Task instructions:
Below are some entries. Output each one exactly as it appears.

══════

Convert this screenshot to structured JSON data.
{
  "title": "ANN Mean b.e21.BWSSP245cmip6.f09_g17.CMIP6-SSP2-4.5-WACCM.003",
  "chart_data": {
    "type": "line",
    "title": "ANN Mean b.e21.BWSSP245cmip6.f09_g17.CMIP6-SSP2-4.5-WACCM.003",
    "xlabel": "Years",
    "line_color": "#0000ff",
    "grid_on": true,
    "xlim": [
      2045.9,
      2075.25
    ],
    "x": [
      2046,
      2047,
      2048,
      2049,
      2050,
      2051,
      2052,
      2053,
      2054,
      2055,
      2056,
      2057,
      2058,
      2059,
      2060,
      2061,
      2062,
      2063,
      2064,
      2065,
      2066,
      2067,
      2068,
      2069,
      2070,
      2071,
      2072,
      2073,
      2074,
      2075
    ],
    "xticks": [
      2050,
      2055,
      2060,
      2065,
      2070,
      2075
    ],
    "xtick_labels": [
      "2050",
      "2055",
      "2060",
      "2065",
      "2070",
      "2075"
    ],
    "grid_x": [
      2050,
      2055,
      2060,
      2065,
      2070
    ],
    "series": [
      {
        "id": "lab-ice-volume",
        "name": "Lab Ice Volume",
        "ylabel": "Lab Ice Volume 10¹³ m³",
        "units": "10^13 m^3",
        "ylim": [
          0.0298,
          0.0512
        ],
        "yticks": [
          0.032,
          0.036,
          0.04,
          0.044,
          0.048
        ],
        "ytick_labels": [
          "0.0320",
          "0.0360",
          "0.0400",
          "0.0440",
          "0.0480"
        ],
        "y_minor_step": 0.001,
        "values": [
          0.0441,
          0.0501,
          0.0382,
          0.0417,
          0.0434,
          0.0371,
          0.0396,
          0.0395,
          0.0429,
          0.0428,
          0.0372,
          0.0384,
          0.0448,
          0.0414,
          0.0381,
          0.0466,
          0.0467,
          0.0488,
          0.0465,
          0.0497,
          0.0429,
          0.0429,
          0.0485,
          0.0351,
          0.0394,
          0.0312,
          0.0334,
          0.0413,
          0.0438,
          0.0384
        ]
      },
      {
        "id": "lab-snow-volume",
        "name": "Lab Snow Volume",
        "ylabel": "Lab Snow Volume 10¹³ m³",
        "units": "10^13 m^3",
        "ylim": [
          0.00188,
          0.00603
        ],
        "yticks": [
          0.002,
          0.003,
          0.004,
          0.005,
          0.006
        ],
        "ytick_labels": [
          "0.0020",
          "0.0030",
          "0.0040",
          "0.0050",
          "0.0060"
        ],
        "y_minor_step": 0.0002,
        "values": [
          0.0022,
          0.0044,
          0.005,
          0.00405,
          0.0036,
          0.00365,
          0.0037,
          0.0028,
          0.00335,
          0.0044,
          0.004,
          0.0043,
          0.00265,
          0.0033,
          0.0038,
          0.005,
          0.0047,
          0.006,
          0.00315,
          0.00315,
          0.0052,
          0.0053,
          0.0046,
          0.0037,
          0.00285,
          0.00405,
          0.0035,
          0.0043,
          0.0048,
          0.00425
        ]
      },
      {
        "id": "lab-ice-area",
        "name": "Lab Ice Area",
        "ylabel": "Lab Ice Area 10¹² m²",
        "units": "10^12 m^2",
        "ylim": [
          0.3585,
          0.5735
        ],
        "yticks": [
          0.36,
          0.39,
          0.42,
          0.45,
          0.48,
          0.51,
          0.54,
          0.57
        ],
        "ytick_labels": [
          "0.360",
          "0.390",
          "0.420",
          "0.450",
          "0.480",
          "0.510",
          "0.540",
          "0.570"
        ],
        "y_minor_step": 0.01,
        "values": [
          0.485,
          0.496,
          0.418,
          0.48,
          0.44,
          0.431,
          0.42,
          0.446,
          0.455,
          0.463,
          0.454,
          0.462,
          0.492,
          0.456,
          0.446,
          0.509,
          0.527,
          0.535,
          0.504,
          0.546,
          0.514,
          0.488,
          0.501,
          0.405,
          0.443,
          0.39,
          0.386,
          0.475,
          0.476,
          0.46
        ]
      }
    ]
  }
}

══════

Exercise answer:
Convert this screenshot to structured JSON data.
{
  "title": "ANN Mean b.e21.BWSSP245cmip6.f09_g17.CMIP6-SSP2-4.5-WACCM.003",
  "chart_data": {
    "type": "line",
    "title": "ANN Mean b.e21.BWSSP245cmip6.f09_g17.CMIP6-SSP2-4.5-WACCM.003",
    "xlabel": "Years",
    "line_color": "#0000ff",
    "grid_on": true,
    "xlim": [
      2045.9,
      2075.25
    ],
    "x": [
      2046,
      2047,
      2048,
      2049,
      2050,
      2051,
      2052,
      2053,
      2054,
      2055,
      2056,
      2057,
      2058,
      2059,
      2060,
      2061,
      2062,
      2063,
      2064,
      2065,
      2066,
      2067,
      2068,
      2069,
      2070,
      2071,
      2072,
      2073,
      2074,
      2075
    ],
    "xticks": [
      2050,
      2055,
      2060,
      2065,
      2070,
      2075
    ],
    "xtick_labels": [
      "2050",
      "2055",
      "2060",
      "2065",
      "2070",
      "2075"
    ],
    "grid_x": [
      2050,
      2055,
      2060,
      2065,
      2070
    ],
    "series": [
      {
        "id": "lab-ice-volume",
        "name": "Lab Ice Volume",
        "ylabel": "Lab Ice Volume 10¹³ m³",
        "units": "10^13 m^3",
        "ylim": [
          0.0298,
          0.0512
        ],
        "yticks": [
          0.032,
          0.036,
          0.04,
          0.044,
          0.048
        ],
        "ytick_labels": [
          "0.0320",
          "0.0360",
          "0.0400",
          "0.0440",
          "0.0480"
        ],
        "y_minor_step": 0.001,
        "values": [
          0.0441,
          0.0501,
          0.0382,
          0.0417,
          0.0434,
          0.0371,
          0.0396,
          0.0395,
          0.0429,
          0.0428,
          0.0372,
          0.0384,
          0.0448,
          0.0414,
          0.0381,
          0.0466,
          0.0467,
          0.0488,
          0.0465,
          0.0497,
          0.0429,
          0.0429,
          0.0485,
          0.0351,
          0.0394,
          0.0312,
          0.0334,
          0.0413,
          0.0438,
          0.0384
        ]
      },
      {
        "id": "lab-snow-volume",
        "name": "Lab Snow Volume",
        "ylabel": "Lab Snow Volume 10¹³ m³",
        "units": "10^13 m^3",
        "ylim": [
          0.00188,
          0.00603
        ],
        "yticks": [
          0.002,
          0.003,
          0.004,
          0.005,
          0.006
        ],
        "ytick_labels": [
          "0.0020",
          "0.0030",
          "0.0040",
          "0.0050",
          "0.0060"
        ],
        "y_minor_step": 0.0002,
        "values": [
          0.0022,
          0.0044,
          0.005,
          0.00405,
          0.0036,
          0.00365,
          0.0037,
          0.0028,
          0.00335,
          0.0044,
          0.004,
          0.0043,
          0.00265,
          0.0033,
          0.0038,
          0.005,
          0.0047,
          0.006,
          0.00315,
          0.00315,
          0.0052,
          0.0053,
          0.0046,
          0.0037,
          0.00285,
          0.00405,
          0.0035,
          0.0043,
          0.0048,
          0.00425
        ]
      },
      {
        "id": "lab-ice-area",
        "name": "Lab Ice Area",
        "ylabel": "Lab Ice Area 10¹² m²",
        "units": "10^12 m^2",
        "ylim": [
          0.3585,
          0.5735
        ],
        "yticks": [
          0.36,
          0.39,
          0.42,
          0.45,
          0.48,
          0.51,
          0.54,
          0.57
        ],
        "ytick_labels": [
          "0.360",
          "0.390",
          "0.420",
          "0.450",
          "0.480",
          "0.510",
          "0.540",
          "0.570"
        ],
        "y_minor_step": 0.01,
        "values": [
          0.485,
          0.496,
          0.418,
          0.48,
          0.44,
          0.431,
          0.42,
          0.446,
          0.455,
          0.463,
          0.454,
          0.462,
          0.492,
          0.456,
          0.446,
          0.509,
          0.527,
          0.535,
          0.504,
          0.546,
          0.514,
          0.488,
          0.501,
          0.405,
          0.443,
          0.39,
          0.386,
          0.475,
          0.476,
          0.46
        ]
      }
    ]
  }
}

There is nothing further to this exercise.